> _Work instructions_:
Extract each line of the records below that contains the word "title".

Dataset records
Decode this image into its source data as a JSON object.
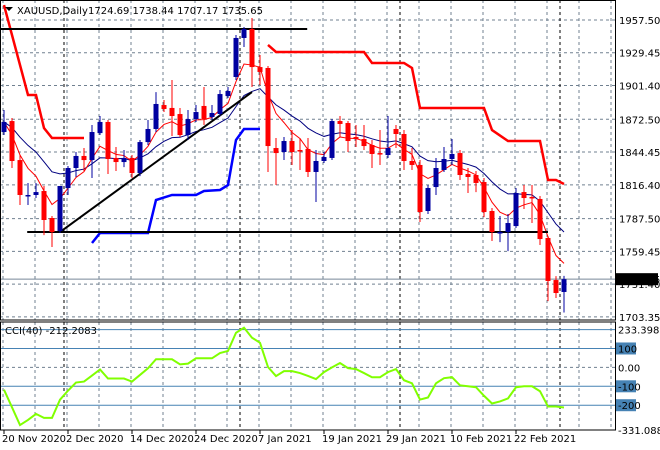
{
  "header": {
    "symbol_label": "XAUUSD,Daily",
    "ohlc": "1724.69 1738.44 1707.17 1735.65"
  },
  "colors": {
    "bull": "#0000a0",
    "bear": "#ff0000",
    "ma_fast": "#ff0000",
    "ma_slow": "#000080",
    "upper_band": "#ff0000",
    "lower_band": "#0000ff",
    "cci": "#80ff00",
    "cci_level": "#4682b4",
    "grid": "#708090"
  },
  "chart_data": [
    {
      "type": "candlestick",
      "title": "XAUUSD,Daily",
      "ylim": [
        1700.7,
        1974.6
      ],
      "y_ticks": [
        "1957.50",
        "1929.45",
        "1901.40",
        "1872.50",
        "1844.45",
        "1816.40",
        "1787.50",
        "1759.45",
        "1731.40",
        "1703.35"
      ],
      "current_price": "1735.65",
      "x_labels": [
        {
          "index": 0,
          "label": "20 Nov 2020"
        },
        {
          "index": 8,
          "label": "2 Dec 2020"
        },
        {
          "index": 16,
          "label": "14 Dec 2020"
        },
        {
          "index": 24,
          "label": "24 Dec 2020"
        },
        {
          "index": 32,
          "label": "7 Jan 2021"
        },
        {
          "index": 40,
          "label": "19 Jan 2021"
        },
        {
          "index": 48,
          "label": "29 Jan 2021"
        },
        {
          "index": 56,
          "label": "10 Feb 2021"
        },
        {
          "index": 64,
          "label": "22 Feb 2021"
        }
      ],
      "period_separators": [
        7,
        29,
        49,
        69
      ],
      "ohlc": [
        [
          1861.6,
          1880.4,
          1859.0,
          1870.2
        ],
        [
          1871.0,
          1873.6,
          1830.8,
          1836.8
        ],
        [
          1837.6,
          1841.9,
          1799.1,
          1807.7
        ],
        [
          1807.7,
          1818.0,
          1799.1,
          1807.7
        ],
        [
          1807.7,
          1818.0,
          1805.1,
          1810.2
        ],
        [
          1811.1,
          1815.4,
          1773.4,
          1786.3
        ],
        [
          1788.0,
          1789.7,
          1763.2,
          1776.0
        ],
        [
          1776.9,
          1815.4,
          1775.2,
          1815.4
        ],
        [
          1813.7,
          1832.5,
          1807.7,
          1830.8
        ],
        [
          1830.8,
          1844.5,
          1823.1,
          1841.1
        ],
        [
          1841.1,
          1847.9,
          1828.2,
          1837.6
        ],
        [
          1837.6,
          1867.6,
          1822.2,
          1861.6
        ],
        [
          1860.7,
          1875.3,
          1859.0,
          1870.2
        ],
        [
          1870.2,
          1871.9,
          1825.7,
          1838.5
        ],
        [
          1839.4,
          1848.8,
          1828.2,
          1835.9
        ],
        [
          1835.9,
          1846.2,
          1831.6,
          1839.4
        ],
        [
          1839.4,
          1841.9,
          1822.2,
          1826.5
        ],
        [
          1826.5,
          1854.8,
          1823.9,
          1853.0
        ],
        [
          1853.0,
          1871.9,
          1850.5,
          1864.2
        ],
        [
          1864.2,
          1895.8,
          1861.6,
          1885.6
        ],
        [
          1884.7,
          1889.0,
          1878.7,
          1881.3
        ],
        [
          1882.2,
          1906.1,
          1858.2,
          1875.3
        ],
        [
          1877.0,
          1882.2,
          1857.3,
          1859.0
        ],
        [
          1859.0,
          1880.4,
          1854.8,
          1872.7
        ],
        [
          1872.7,
          1884.7,
          1870.2,
          1878.7
        ],
        [
          1883.9,
          1900.1,
          1867.6,
          1872.7
        ],
        [
          1874.4,
          1884.7,
          1871.9,
          1877.9
        ],
        [
          1877.0,
          1897.6,
          1875.3,
          1894.1
        ],
        [
          1892.4,
          1900.1,
          1890.7,
          1896.7
        ],
        [
          1908.7,
          1944.6,
          1906.1,
          1942.1
        ],
        [
          1942.1,
          1951.5,
          1934.4,
          1949.8
        ],
        [
          1949.8,
          1959.2,
          1900.1,
          1917.2
        ],
        [
          1917.2,
          1927.5,
          1901.8,
          1913.0
        ],
        [
          1916.4,
          1918.1,
          1827.4,
          1849.6
        ],
        [
          1847.9,
          1856.5,
          1816.2,
          1843.6
        ],
        [
          1844.5,
          1857.3,
          1837.6,
          1853.9
        ],
        [
          1853.9,
          1863.3,
          1833.4,
          1844.5
        ],
        [
          1846.2,
          1856.5,
          1829.1,
          1845.4
        ],
        [
          1847.1,
          1856.5,
          1823.1,
          1827.4
        ],
        [
          1827.4,
          1846.2,
          1801.7,
          1836.8
        ],
        [
          1836.8,
          1844.5,
          1835.1,
          1840.2
        ],
        [
          1839.4,
          1872.7,
          1837.6,
          1871.0
        ],
        [
          1871.0,
          1875.3,
          1857.3,
          1868.5
        ],
        [
          1869.3,
          1871.0,
          1844.5,
          1853.9
        ],
        [
          1857.3,
          1867.6,
          1848.8,
          1855.6
        ],
        [
          1855.6,
          1867.6,
          1846.2,
          1849.6
        ],
        [
          1850.5,
          1854.8,
          1830.8,
          1842.8
        ],
        [
          1843.6,
          1863.3,
          1833.4,
          1842.8
        ],
        [
          1841.9,
          1875.3,
          1839.4,
          1847.9
        ],
        [
          1864.2,
          1867.6,
          1847.9,
          1859.9
        ],
        [
          1859.9,
          1863.3,
          1829.1,
          1836.8
        ],
        [
          1836.8,
          1847.9,
          1829.1,
          1833.4
        ],
        [
          1833.4,
          1837.6,
          1784.6,
          1793.1
        ],
        [
          1794.0,
          1816.2,
          1791.4,
          1813.7
        ],
        [
          1814.5,
          1839.4,
          1807.7,
          1830.8
        ],
        [
          1829.1,
          1848.8,
          1827.4,
          1838.5
        ],
        [
          1838.5,
          1855.6,
          1833.4,
          1842.8
        ],
        [
          1843.6,
          1846.2,
          1820.5,
          1824.8
        ],
        [
          1825.7,
          1830.8,
          1809.4,
          1823.1
        ],
        [
          1824.8,
          1828.2,
          1810.2,
          1818.0
        ],
        [
          1818.8,
          1822.2,
          1788.8,
          1793.1
        ],
        [
          1794.0,
          1796.6,
          1768.3,
          1776.0
        ],
        [
          1776.0,
          1789.7,
          1767.4,
          1776.0
        ],
        [
          1776.0,
          1791.4,
          1759.7,
          1783.7
        ],
        [
          1781.1,
          1813.7,
          1779.4,
          1809.4
        ],
        [
          1810.2,
          1816.2,
          1795.7,
          1805.1
        ],
        [
          1806.0,
          1816.2,
          1783.7,
          1805.1
        ],
        [
          1804.3,
          1806.8,
          1764.9,
          1770.0
        ],
        [
          1770.9,
          1772.6,
          1716.9,
          1734.1
        ],
        [
          1734.9,
          1738.3,
          1719.5,
          1723.8
        ],
        [
          1724.69,
          1738.44,
          1707.17,
          1735.65
        ]
      ],
      "upper_band": [
        [
          [
            0,
            1970.3
          ],
          [
            3,
            1893.3
          ],
          [
            4,
            1893.3
          ],
          [
            5,
            1865.0
          ],
          [
            6,
            1856.5
          ],
          [
            10,
            1856.5
          ]
        ],
        [
          [
            33,
            1936.1
          ],
          [
            34,
            1930.1
          ],
          [
            45,
            1930.1
          ],
          [
            46,
            1920.7
          ],
          [
            50,
            1920.7
          ],
          [
            51,
            1916.4
          ],
          [
            52,
            1882.2
          ],
          [
            60,
            1882.2
          ],
          [
            61,
            1863.3
          ],
          [
            63,
            1853.9
          ],
          [
            67,
            1853.9
          ],
          [
            68,
            1820.5
          ],
          [
            69,
            1820.5
          ],
          [
            70,
            1817.1
          ]
        ]
      ],
      "lower_band": [
        [
          11,
          1766.6
        ],
        [
          12,
          1775.2
        ],
        [
          18,
          1775.2
        ],
        [
          19,
          1803.4
        ],
        [
          21,
          1807.7
        ],
        [
          24,
          1807.7
        ],
        [
          25,
          1811.1
        ],
        [
          27,
          1812.0
        ],
        [
          28,
          1816.2
        ],
        [
          29,
          1854.8
        ],
        [
          30,
          1864.2
        ],
        [
          32,
          1864.2
        ]
      ],
      "horizontal_lines": [
        {
          "price": 1949.8,
          "from": -1,
          "to": 37.9
        },
        {
          "price": 1776.0,
          "from": 2.9,
          "to": 68
        }
      ],
      "trend_line": [
        [
          7,
          1776.0
        ],
        [
          31,
          1895.8
        ]
      ]
    },
    {
      "type": "line",
      "title": "CCI(40) -212.2083",
      "ylim": [
        -331.088,
        240
      ],
      "y_ticks": [
        "233.3982",
        "100",
        "0.00",
        "-100",
        "-200",
        "-331.088"
      ],
      "levels": [
        200,
        100,
        -100,
        -200
      ],
      "values": [
        -118,
        -211,
        -305,
        -278,
        -246,
        -267,
        -267,
        -171,
        -123,
        -80,
        -75,
        -43,
        -11,
        -59,
        -59,
        -59,
        -75,
        -40,
        -5,
        43,
        43,
        43,
        16,
        20,
        48,
        48,
        48,
        76,
        87,
        183,
        210,
        157,
        130,
        2,
        -46,
        -20,
        -20,
        -30,
        -45,
        -62,
        -25,
        0,
        23,
        -4,
        -9,
        -30,
        -52,
        -52,
        -25,
        -9,
        -68,
        -84,
        -170,
        -159,
        -84,
        -57,
        -52,
        -95,
        -100,
        -105,
        -150,
        -191,
        -180,
        -164,
        -105,
        -100,
        -100,
        -126,
        -207,
        -207,
        -212.2083
      ]
    }
  ]
}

> _Solution to this exercise_:
      "title": "XAUUSD,Daily",
      "title": "CCI(40) -212.2083",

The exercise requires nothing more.